**Saved data entries:**
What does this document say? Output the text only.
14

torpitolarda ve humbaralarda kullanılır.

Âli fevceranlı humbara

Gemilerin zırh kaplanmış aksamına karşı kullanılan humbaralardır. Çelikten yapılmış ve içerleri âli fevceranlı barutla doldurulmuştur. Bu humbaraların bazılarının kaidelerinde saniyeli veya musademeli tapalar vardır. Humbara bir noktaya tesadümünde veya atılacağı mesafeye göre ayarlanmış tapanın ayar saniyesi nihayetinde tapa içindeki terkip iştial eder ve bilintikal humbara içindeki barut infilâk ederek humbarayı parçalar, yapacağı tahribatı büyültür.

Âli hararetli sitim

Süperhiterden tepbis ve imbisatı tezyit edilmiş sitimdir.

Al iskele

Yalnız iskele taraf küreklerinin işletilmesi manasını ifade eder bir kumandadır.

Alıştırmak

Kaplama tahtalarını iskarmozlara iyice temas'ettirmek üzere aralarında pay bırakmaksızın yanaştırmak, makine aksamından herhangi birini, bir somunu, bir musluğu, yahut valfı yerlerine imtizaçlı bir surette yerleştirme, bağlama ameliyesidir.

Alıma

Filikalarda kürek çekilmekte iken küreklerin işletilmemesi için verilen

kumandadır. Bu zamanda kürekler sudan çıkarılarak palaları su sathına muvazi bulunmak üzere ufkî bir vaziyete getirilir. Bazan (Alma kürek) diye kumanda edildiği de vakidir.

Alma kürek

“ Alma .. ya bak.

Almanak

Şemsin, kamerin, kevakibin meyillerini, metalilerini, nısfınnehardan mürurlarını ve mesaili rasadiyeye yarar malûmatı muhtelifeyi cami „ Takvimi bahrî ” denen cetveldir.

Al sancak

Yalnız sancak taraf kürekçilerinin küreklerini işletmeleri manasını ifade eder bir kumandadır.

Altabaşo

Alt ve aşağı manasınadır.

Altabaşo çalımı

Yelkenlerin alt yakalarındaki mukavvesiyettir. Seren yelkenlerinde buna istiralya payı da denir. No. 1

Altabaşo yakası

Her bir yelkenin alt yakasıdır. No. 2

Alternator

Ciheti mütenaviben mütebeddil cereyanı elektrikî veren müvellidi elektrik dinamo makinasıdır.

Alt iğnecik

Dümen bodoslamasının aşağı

**Set problem:**
Of the lines above, copy each that contains "manasını".

**Final result:**
Yalnız iskele taraf küreklerinin işletilmesi manasını ifade eder bir kumandadır.
Yalnız sancak taraf kürekçilerinin küreklerini işletmeleri manasını ifade eder bir kumandadır.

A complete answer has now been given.